=== Short problem ===
Spot each line that carries the word "Canada"; copy those lines.

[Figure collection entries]
☆ ☆ ☆ ☆ ☆ ☆ ☆
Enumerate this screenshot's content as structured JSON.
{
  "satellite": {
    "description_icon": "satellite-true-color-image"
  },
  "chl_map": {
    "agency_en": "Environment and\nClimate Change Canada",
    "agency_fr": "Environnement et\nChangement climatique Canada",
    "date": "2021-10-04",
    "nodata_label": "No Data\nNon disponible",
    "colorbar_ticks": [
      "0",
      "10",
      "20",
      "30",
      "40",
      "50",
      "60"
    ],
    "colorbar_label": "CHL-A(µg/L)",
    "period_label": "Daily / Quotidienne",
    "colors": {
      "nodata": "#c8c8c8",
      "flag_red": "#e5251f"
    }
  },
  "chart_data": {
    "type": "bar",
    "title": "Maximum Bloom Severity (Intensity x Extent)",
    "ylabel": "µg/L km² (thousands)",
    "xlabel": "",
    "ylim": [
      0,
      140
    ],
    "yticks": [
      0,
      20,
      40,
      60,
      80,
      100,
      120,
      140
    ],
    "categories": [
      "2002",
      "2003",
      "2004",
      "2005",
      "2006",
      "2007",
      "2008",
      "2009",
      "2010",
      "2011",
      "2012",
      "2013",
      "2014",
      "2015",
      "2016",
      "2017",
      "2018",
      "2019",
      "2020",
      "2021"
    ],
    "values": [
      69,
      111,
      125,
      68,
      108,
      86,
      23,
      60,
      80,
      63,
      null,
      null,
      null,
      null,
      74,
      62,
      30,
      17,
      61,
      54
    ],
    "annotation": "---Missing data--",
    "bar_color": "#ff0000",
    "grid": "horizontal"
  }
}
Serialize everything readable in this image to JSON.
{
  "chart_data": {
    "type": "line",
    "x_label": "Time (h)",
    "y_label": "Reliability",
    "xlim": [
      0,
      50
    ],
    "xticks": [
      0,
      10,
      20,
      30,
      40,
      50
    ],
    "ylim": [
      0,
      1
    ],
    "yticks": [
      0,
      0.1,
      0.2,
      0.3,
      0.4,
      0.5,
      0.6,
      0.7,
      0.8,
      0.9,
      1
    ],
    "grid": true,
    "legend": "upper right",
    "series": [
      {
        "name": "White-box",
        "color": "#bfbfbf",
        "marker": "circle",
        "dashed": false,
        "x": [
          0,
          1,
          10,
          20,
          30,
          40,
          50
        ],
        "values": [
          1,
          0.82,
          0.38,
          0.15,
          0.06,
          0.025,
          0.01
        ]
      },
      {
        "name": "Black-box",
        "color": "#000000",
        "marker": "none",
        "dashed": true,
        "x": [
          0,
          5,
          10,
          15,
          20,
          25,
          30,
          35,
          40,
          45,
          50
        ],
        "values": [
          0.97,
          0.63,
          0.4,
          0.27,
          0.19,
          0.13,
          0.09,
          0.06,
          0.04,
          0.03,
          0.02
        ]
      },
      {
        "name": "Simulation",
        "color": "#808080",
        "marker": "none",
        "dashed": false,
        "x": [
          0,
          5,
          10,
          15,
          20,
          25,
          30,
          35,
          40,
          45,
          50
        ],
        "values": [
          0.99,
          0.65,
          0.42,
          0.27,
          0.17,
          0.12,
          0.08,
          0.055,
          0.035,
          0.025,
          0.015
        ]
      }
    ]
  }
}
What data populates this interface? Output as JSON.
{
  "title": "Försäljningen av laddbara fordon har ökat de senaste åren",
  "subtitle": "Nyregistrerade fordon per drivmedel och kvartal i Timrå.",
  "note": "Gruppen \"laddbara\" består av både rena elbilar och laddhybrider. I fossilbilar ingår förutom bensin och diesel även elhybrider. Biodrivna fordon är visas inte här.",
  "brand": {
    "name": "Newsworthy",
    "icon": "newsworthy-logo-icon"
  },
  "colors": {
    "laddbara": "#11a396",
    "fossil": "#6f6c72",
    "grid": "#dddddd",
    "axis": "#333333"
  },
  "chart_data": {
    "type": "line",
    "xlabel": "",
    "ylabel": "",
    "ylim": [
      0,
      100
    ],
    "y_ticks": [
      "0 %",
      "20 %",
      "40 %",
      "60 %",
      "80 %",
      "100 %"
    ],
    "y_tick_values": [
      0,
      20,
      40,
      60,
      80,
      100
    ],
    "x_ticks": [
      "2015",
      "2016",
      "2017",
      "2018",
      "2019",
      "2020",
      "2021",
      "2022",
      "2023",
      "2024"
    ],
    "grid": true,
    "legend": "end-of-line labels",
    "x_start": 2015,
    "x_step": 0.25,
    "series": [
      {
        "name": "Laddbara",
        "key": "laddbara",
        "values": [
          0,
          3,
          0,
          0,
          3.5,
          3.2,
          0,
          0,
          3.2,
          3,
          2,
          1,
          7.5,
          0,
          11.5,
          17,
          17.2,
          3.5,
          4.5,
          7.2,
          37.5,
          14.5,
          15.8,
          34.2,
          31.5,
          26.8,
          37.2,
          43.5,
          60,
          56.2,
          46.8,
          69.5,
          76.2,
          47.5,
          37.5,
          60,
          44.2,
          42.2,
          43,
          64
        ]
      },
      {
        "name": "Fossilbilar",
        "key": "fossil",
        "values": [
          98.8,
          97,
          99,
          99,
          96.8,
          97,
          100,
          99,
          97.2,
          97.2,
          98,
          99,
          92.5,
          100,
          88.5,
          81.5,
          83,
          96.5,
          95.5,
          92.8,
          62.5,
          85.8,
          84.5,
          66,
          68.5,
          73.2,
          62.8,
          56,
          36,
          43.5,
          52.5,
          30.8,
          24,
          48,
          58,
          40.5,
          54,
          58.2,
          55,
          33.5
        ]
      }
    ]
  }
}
☆ ☆ ☆ ☆ ☆ ☆ ☆
=== Reply to the task ===
    "agency_en": "Environment and\nClimate Change Canada",
    "agency_fr": "Environnement et\nChangement climatique Canada",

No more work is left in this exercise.